PROMPT: Reproduce the full listing that appears beneath this instruction exactly.

MATERIAL:
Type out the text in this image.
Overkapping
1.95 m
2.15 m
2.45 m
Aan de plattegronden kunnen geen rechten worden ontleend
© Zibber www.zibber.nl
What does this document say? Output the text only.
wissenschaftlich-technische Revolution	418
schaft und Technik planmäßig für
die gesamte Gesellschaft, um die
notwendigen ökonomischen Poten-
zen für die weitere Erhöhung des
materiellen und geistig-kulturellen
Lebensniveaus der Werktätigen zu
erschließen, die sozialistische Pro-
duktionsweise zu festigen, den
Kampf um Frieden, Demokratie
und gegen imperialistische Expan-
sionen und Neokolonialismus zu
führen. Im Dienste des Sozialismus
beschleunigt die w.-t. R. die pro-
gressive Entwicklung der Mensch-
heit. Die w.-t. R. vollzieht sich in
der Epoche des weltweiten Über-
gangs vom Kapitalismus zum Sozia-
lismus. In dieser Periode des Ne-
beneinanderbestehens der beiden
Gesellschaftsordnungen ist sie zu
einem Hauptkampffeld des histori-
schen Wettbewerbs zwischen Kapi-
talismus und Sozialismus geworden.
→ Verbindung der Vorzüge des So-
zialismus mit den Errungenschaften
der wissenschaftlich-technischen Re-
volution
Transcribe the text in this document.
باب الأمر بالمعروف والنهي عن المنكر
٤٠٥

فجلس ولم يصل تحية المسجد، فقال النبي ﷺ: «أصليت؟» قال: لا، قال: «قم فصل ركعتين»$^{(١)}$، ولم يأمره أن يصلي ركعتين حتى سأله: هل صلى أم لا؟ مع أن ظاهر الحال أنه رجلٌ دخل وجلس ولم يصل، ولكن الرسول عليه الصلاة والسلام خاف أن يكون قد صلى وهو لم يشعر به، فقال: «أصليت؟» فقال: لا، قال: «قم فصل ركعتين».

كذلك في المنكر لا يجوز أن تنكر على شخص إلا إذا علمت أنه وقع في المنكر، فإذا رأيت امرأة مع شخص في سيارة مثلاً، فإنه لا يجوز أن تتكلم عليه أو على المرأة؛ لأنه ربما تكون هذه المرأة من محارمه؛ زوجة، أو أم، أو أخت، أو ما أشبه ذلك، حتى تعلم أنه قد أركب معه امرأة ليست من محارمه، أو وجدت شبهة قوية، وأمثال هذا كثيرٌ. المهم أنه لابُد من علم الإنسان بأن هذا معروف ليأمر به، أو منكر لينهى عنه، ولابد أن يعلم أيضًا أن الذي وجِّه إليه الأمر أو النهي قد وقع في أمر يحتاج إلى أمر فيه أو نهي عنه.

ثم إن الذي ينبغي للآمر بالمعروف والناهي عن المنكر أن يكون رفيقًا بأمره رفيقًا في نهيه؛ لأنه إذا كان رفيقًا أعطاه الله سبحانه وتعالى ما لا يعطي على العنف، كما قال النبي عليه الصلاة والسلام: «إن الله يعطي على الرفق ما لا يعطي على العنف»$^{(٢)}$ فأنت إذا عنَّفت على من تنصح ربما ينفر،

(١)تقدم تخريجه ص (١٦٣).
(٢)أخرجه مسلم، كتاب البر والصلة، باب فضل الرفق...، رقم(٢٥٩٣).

ANSWER TO THIS EXERCISE:
Type out the text in this image.
Overkapping
1.95 m
2.15 m
2.45 m
Aan de plattegronden kunnen geen rechten worden ontleend
© Zibber www.zibber.nl
What does this document say? Output the text only.
wissenschaftlich-technische Revolution	418
schaft und Technik planmäßig für
die gesamte Gesellschaft, um die
notwendigen ökonomischen Poten-
zen für die weitere Erhöhung des
materiellen und geistig-kulturellen
Lebensniveaus der Werktätigen zu
erschließen, die sozialistische Pro-
duktionsweise zu festigen, den
Kampf um Frieden, Demokratie
und gegen imperialistische Expan-
sionen und Neokolonialismus zu
führen. Im Dienste des Sozialismus
beschleunigt die w.-t. R. die pro-
gressive Entwicklung der Mensch-
heit. Die w.-t. R. vollzieht sich in
der Epoche des weltweiten Über-
gangs vom Kapitalismus zum Sozia-
lismus. In dieser Periode des Ne-
beneinanderbestehens der beiden
Gesellschaftsordnungen ist sie zu
einem Hauptkampffeld des histori-
schen Wettbewerbs zwischen Kapi-
talismus und Sozialismus geworden.
→ Verbindung der Vorzüge des So-
zialismus mit den Errungenschaften
der wissenschaftlich-technischen Re-
volution
Transcribe the text in this document.
باب الأمر بالمعروف والنهي عن المنكر
٤٠٥

فجلس ولم يصل تحية المسجد، فقال النبي ﷺ: «أصليت؟» قال: لا، قال: «قم فصل ركعتين»$^{(١)}$، ولم يأمره أن يصلي ركعتين حتى سأله: هل صلى أم لا؟ مع أن ظاهر الحال أنه رجلٌ دخل وجلس ولم يصل، ولكن الرسول عليه الصلاة والسلام خاف أن يكون قد صلى وهو لم يشعر به، فقال: «أصليت؟» فقال: لا، قال: «قم فصل ركعتين».

كذلك في المنكر لا يجوز أن تنكر على شخص إلا إذا علمت أنه وقع في المنكر، فإذا رأيت امرأة مع شخص في سيارة مثلاً، فإنه لا يجوز أن تتكلم عليه أو على المرأة؛ لأنه ربما تكون هذه المرأة من محارمه؛ زوجة، أو أم، أو أخت، أو ما أشبه ذلك، حتى تعلم أنه قد أركب معه امرأة ليست من محارمه، أو وجدت شبهة قوية، وأمثال هذا كثيرٌ. المهم أنه لابُد من علم الإنسان بأن هذا معروف ليأمر به، أو منكر لينهى عنه، ولابد أن يعلم أيضًا أن الذي وجِّه إليه الأمر أو النهي قد وقع في أمر يحتاج إلى أمر فيه أو نهي عنه.

ثم إن الذي ينبغي للآمر بالمعروف والناهي عن المنكر أن يكون رفيقًا بأمره رفيقًا في نهيه؛ لأنه إذا كان رفيقًا أعطاه الله سبحانه وتعالى ما لا يعطي على العنف، كما قال النبي عليه الصلاة والسلام: «إن الله يعطي على الرفق ما لا يعطي على العنف»$^{(٢)}$ فأنت إذا عنَّفت على من تنصح ربما ينفر،

(١)تقدم تخريجه ص (١٦٣).
(٢)أخرجه مسلم، كتاب البر والصلة، باب فضل الرفق...، رقم(٢٥٩٣).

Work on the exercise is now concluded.